[Task to carry out]: Please list all lines of the material below in which the string "type" occurs.

==*==

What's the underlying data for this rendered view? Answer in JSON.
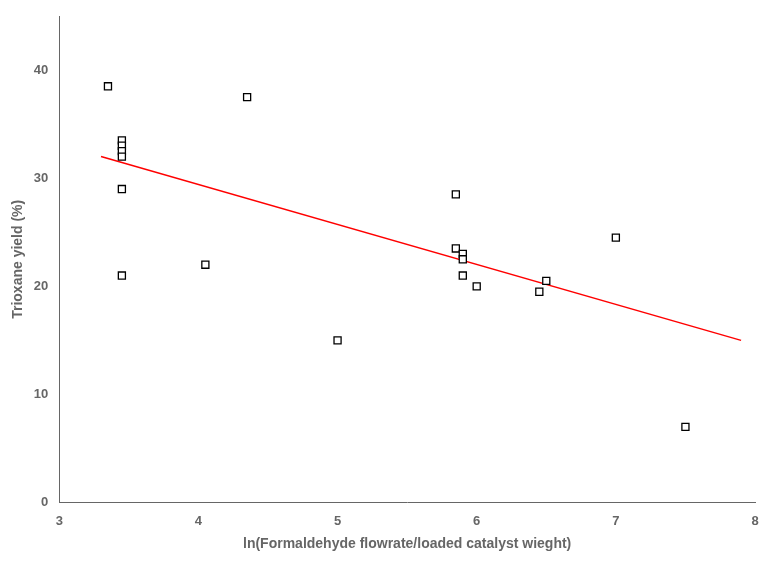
{
  "chart_data": {
    "type": "scatter",
    "xlabel": "ln(Formaldehyde flowrate/loaded catalyst wieght)",
    "ylabel": "Trioxane yield (%)",
    "series": [
      {
        "type": "scatter",
        "marker": "square",
        "color": "black",
        "x": [
          3.35,
          3.45,
          3.45,
          3.45,
          3.45,
          3.45,
          3.45,
          4.05,
          4.35,
          5.0,
          5.85,
          5.85,
          5.9,
          5.9,
          5.9,
          6.0,
          6.45,
          6.5,
          7.0,
          7.5
        ],
        "values": [
          38.5,
          33.5,
          33.0,
          32.5,
          32.0,
          29.0,
          21.0,
          22.0,
          37.5,
          15.0,
          28.5,
          23.5,
          23.0,
          22.5,
          21.0,
          20.0,
          19.5,
          20.5,
          24.5,
          7.0
        ]
      },
      {
        "type": "line",
        "color": "red",
        "line_style": "solid",
        "x": [
          3.3,
          7.9
        ],
        "values": [
          32.0,
          15.0
        ]
      }
    ],
    "xlim": [
      3.0,
      8.0
    ],
    "ylim": [
      0,
      45
    ],
    "xticks": [
      3,
      4,
      5,
      6,
      7,
      8
    ],
    "yticks": [
      0,
      10,
      20,
      30,
      40
    ],
    "grid": false
  }
}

==*==

[Exercise response]:
    "type": "scatter",
        "type": "scatter",
        "type": "line",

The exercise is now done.